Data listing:
--------------------------------------------------

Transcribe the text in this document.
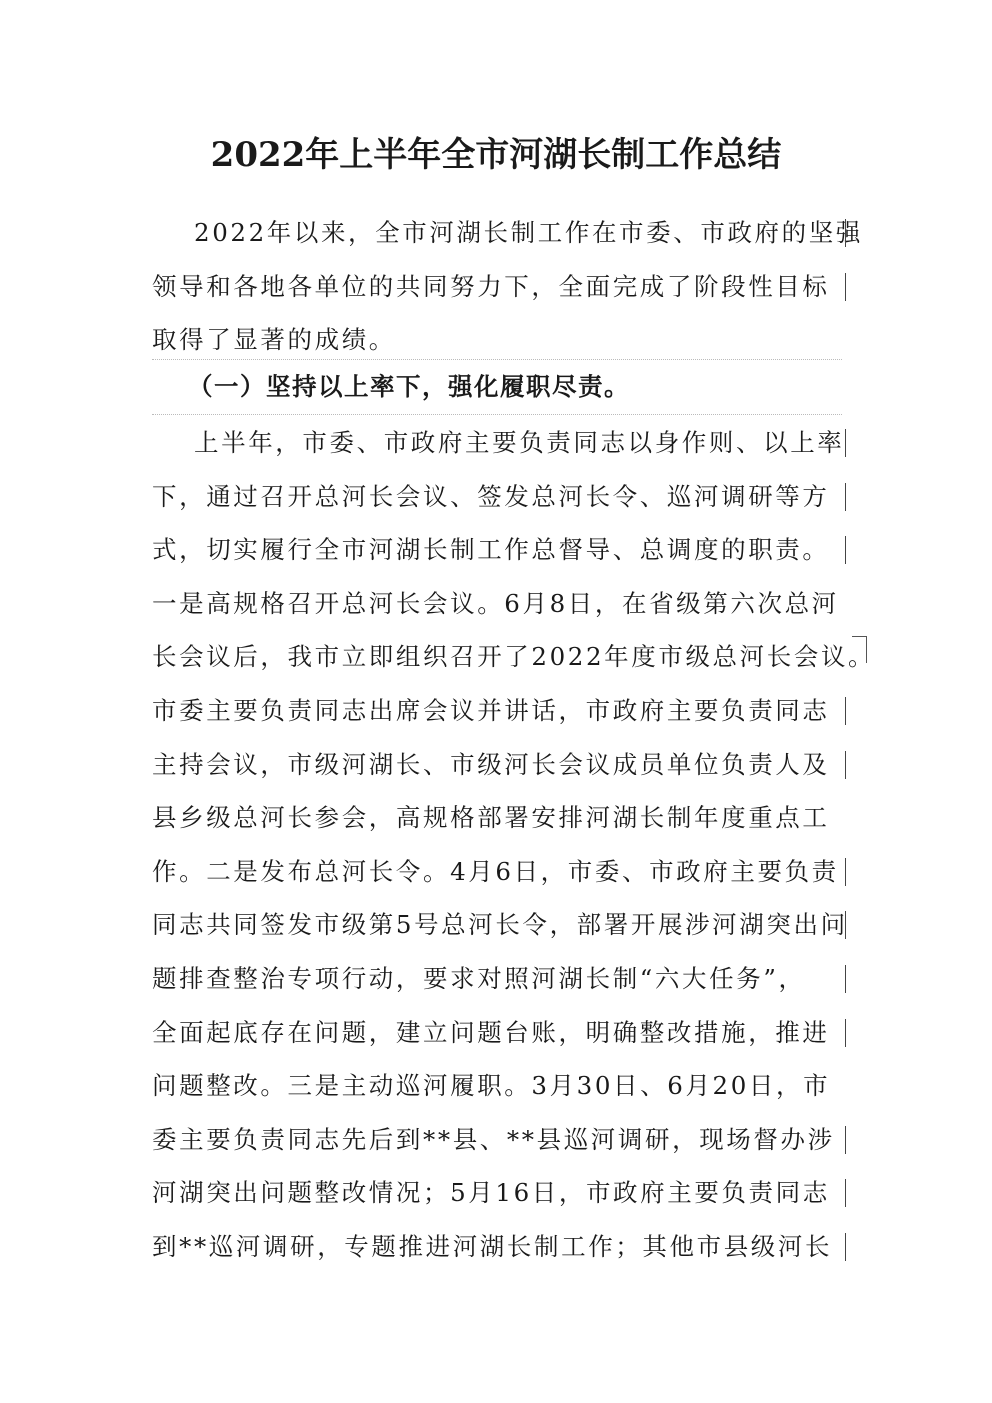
2022年上半年全市河湖长制工作总结
2022年以来，全市河湖长制工作在市委、市政府的坚强
领导和各地各单位的共同努力下，全面完成了阶段性目标
取得了显著的成绩。
（一）坚持以上率下，强化履职尽责。
上半年，市委、市政府主要负责同志以身作则、以上率
下，通过召开总河长会议、签发总河长令、巡河调研等方
式，切实履行全市河湖长制工作总督导、总调度的职责。
一是高规格召开总河长会议。6月8日，在省级第六次总河
长会议后，我市立即组织召开了2022年度市级总河长会议。
市委主要负责同志出席会议并讲话，市政府主要负责同志
主持会议，市级河湖长、市级河长会议成员单位负责人及
县乡级总河长参会，高规格部署安排河湖长制年度重点工
作。二是发布总河长令。4月6日，市委、市政府主要负责
同志共同签发市级第5号总河长令，部署开展涉河湖突出问
题排查整治专项行动，要求对照河湖长制“六大任务”，
全面起底存在问题，建立问题台账，明确整改措施，推进
问题整改。三是主动巡河履职。3月30日、6月20日，市
委主要负责同志先后到**县、**县巡河调研，现场督办涉
河湖突出问题整改情况；5月16日，市政府主要负责同志
到**巡河调研，专题推进河湖长制工作；其他市县级河长
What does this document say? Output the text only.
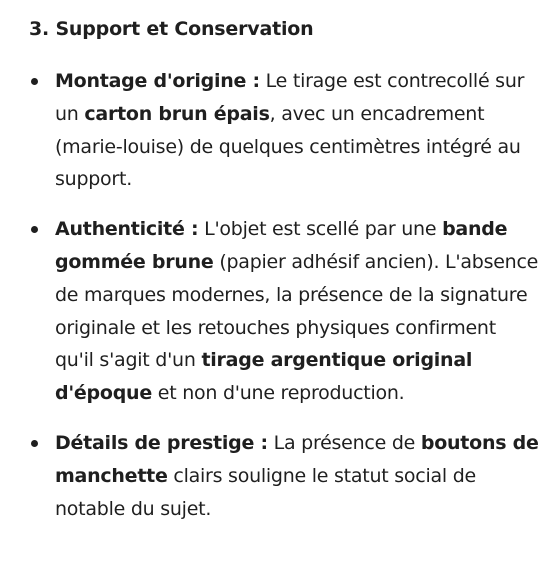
3. Support et Conservation
Montage d'origine : Le tirage est contrecollé sur un carton brun épais, avec un encadrement (marie-louise) de quelques centimètres intégré au support.
Authenticité : L'objet est scellé par une bande gommée brune (papier adhésif ancien). L'absence de marques modernes, la présence de la signature originale et les retouches physiques confirment qu'il s'agit d'un tirage argentique original d'époque et non d'une reproduction.
Détails de prestige : La présence de boutons de manchette clairs souligne le statut social de notable du sujet.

--------------------------------------------------

> **Exercise objective**
Select every line of the records holding the string "text".

> **Exercise result**
Transcribe the text in this document.
What does this document say? Output the text only.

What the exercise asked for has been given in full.